● **RECORDS FOR THE EXERCISE**:
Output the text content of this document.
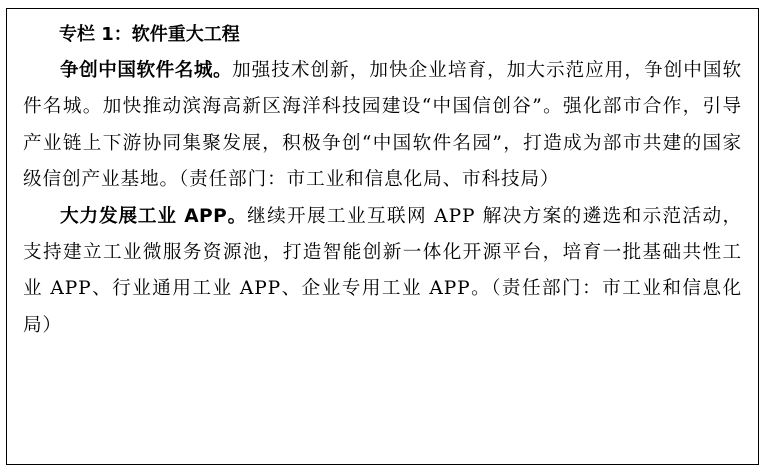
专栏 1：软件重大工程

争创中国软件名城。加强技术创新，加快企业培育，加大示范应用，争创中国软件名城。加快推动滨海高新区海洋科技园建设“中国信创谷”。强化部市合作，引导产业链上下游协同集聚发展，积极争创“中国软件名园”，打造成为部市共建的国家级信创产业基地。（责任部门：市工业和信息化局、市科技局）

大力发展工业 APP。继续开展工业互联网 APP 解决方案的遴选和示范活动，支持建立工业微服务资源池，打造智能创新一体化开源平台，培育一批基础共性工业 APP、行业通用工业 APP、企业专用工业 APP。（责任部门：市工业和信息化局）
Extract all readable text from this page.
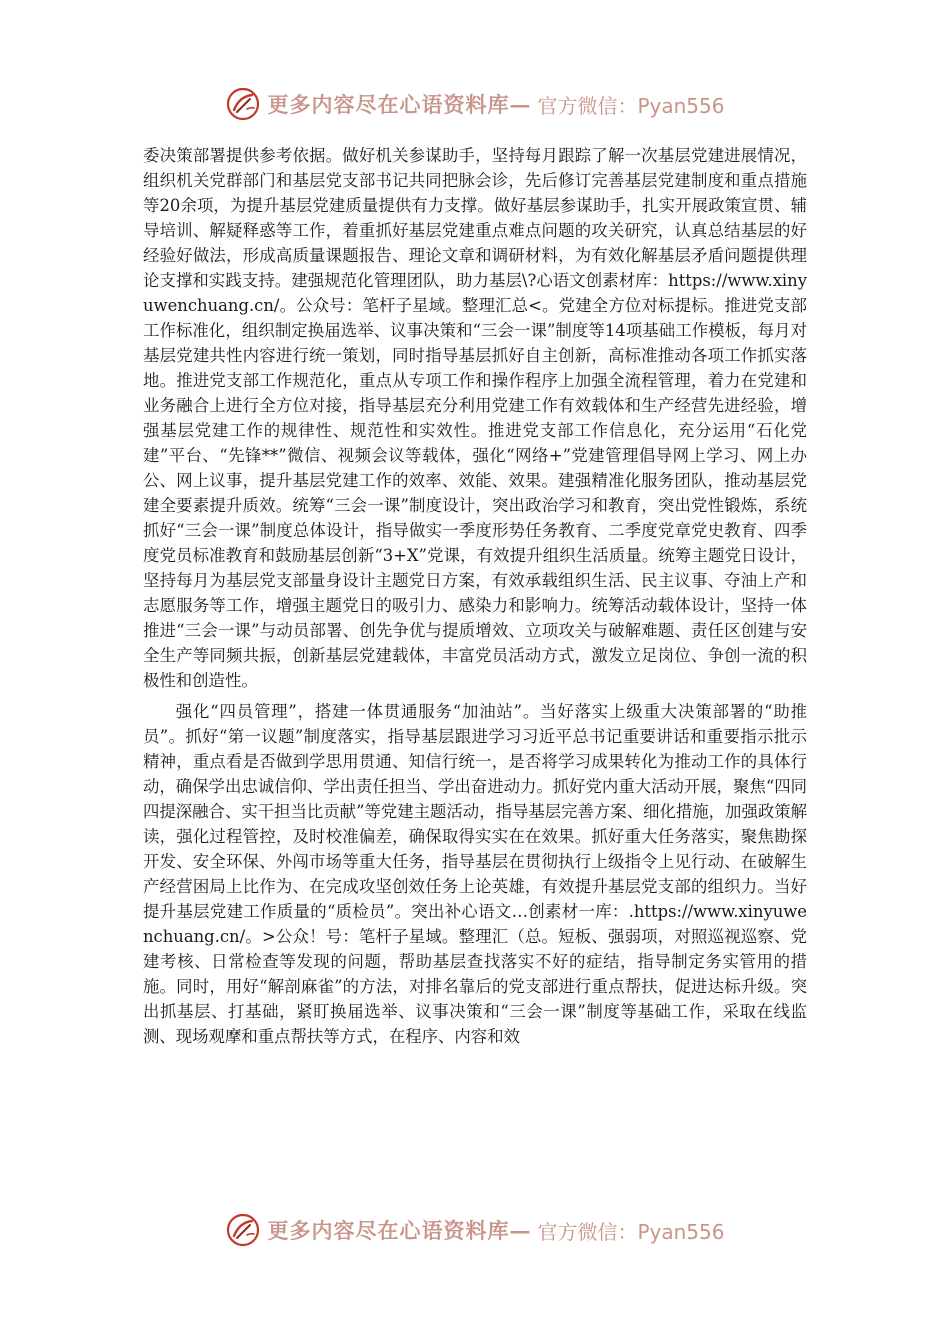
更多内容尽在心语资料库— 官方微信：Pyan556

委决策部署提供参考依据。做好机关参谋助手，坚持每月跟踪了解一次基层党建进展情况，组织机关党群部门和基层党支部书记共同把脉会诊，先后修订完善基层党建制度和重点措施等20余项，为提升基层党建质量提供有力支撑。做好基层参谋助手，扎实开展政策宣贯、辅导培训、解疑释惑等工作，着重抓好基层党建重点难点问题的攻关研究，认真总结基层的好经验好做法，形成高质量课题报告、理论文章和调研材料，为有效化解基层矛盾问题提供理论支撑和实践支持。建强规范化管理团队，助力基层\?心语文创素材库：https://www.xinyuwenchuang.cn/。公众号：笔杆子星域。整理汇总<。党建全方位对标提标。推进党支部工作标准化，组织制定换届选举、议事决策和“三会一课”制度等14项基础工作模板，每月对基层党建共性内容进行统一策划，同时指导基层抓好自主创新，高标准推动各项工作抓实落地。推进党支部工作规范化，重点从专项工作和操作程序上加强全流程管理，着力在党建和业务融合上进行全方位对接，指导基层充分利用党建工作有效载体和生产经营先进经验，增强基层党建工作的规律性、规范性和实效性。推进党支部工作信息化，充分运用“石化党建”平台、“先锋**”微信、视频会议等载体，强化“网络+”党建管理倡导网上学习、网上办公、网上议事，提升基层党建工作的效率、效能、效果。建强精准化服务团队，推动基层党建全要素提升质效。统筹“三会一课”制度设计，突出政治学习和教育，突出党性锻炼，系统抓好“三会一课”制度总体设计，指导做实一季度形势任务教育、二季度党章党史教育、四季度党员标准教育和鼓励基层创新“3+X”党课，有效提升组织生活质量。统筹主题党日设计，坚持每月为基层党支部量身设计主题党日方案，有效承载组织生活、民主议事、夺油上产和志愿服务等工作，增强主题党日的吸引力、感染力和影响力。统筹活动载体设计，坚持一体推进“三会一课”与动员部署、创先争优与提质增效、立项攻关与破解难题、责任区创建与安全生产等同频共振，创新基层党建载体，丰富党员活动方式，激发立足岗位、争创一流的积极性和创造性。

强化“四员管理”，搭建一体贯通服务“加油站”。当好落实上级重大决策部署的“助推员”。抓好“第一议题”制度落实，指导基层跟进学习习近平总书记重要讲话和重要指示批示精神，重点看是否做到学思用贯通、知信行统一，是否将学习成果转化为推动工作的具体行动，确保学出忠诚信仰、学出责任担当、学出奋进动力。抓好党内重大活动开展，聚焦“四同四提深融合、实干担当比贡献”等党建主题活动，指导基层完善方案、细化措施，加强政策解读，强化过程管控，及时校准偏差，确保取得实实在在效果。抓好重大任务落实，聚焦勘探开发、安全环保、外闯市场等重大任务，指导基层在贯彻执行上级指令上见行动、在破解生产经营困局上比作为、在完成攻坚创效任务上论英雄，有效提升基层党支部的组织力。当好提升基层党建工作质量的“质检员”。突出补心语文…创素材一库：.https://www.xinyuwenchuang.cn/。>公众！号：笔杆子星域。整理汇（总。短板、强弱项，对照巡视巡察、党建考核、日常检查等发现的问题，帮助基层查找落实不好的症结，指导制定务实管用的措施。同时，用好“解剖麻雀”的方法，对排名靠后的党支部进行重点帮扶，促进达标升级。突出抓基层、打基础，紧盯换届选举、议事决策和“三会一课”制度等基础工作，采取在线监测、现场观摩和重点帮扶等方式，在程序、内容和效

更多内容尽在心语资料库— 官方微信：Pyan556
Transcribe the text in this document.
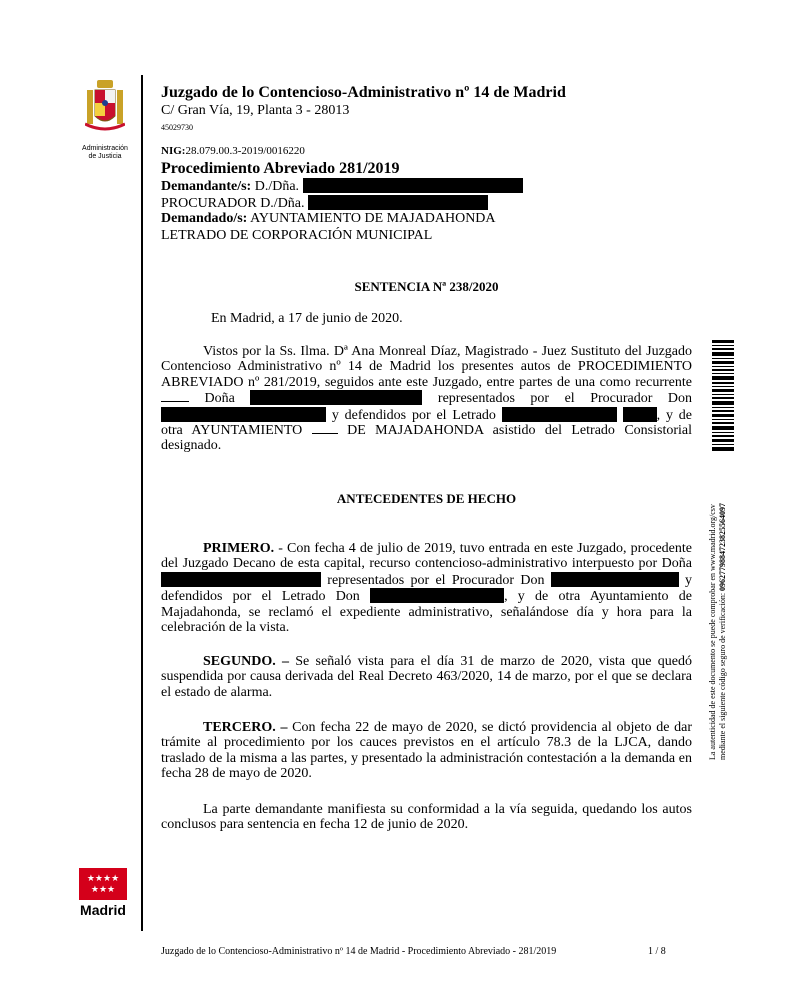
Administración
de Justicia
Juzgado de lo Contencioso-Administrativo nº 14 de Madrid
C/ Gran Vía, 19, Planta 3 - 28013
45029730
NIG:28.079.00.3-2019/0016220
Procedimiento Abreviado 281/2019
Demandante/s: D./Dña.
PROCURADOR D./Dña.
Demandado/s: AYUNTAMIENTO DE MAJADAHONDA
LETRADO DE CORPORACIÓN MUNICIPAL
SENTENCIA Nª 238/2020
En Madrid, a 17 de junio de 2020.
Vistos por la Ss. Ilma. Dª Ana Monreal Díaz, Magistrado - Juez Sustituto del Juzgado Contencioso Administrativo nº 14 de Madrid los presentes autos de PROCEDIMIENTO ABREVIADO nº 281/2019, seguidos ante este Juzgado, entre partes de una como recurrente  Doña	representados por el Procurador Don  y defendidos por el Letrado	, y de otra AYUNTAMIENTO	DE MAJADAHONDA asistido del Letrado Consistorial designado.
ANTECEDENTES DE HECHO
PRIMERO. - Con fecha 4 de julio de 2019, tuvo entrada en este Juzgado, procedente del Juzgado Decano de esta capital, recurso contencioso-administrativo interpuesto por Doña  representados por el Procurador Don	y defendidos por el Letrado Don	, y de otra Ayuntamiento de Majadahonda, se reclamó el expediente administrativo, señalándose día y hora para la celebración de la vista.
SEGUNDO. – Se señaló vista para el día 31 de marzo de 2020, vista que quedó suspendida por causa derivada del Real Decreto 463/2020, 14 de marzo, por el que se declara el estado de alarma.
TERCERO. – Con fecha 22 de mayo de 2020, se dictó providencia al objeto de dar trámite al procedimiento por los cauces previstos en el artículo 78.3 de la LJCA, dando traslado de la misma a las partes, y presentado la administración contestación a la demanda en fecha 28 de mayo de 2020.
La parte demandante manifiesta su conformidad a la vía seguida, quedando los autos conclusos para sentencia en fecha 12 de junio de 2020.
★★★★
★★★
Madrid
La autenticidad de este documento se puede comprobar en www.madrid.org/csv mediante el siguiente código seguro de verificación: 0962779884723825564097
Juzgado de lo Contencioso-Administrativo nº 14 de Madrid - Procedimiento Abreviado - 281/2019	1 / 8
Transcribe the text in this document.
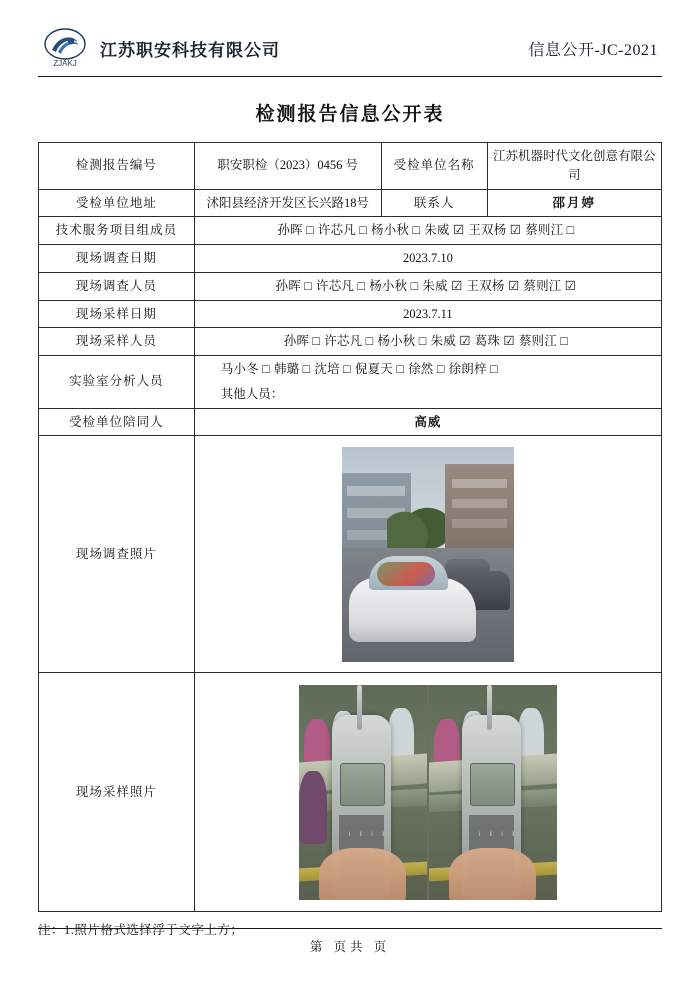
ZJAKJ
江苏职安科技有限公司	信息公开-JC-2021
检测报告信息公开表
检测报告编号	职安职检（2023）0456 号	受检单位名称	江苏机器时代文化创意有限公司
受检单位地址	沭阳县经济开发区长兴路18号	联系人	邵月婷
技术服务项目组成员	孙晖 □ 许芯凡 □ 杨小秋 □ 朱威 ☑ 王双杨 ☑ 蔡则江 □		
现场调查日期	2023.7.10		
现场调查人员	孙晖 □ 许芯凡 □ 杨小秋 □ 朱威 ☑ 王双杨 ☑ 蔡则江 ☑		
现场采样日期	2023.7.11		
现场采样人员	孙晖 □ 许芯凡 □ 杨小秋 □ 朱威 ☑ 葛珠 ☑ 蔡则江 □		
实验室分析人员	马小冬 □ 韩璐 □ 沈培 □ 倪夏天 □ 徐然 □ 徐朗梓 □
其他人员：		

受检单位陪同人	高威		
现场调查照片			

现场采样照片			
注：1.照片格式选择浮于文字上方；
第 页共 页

● **WHAT IS BEING ASKED**: Where a line in the entries holds "Doña", copy that line.

● **FINISHED ANSWER**:
Vistos por la Ss. Ilma. Dª Ana Monreal Díaz, Magistrado - Juez Sustituto del Juzgado Contencioso Administrativo nº 14 de Madrid los presentes autos de PROCEDIMIENTO ABREVIADO nº 281/2019, seguidos ante este Juzgado, entre partes de una como recurrente  Doña	representados por el Procurador Don  y defendidos por el Letrado	, y de otra AYUNTAMIENTO	DE MAJADAHONDA asistido del Letrado Consistorial designado.
PRIMERO. - Con fecha 4 de julio de 2019, tuvo entrada en este Juzgado, procedente del Juzgado Decano de esta capital, recurso contencioso-administrativo interpuesto por Doña  representados por el Procurador Don	y defendidos por el Letrado Don	, y de otra Ayuntamiento de Majadahonda, se reclamó el expediente administrativo, señalándose día y hora para la celebración de la vista.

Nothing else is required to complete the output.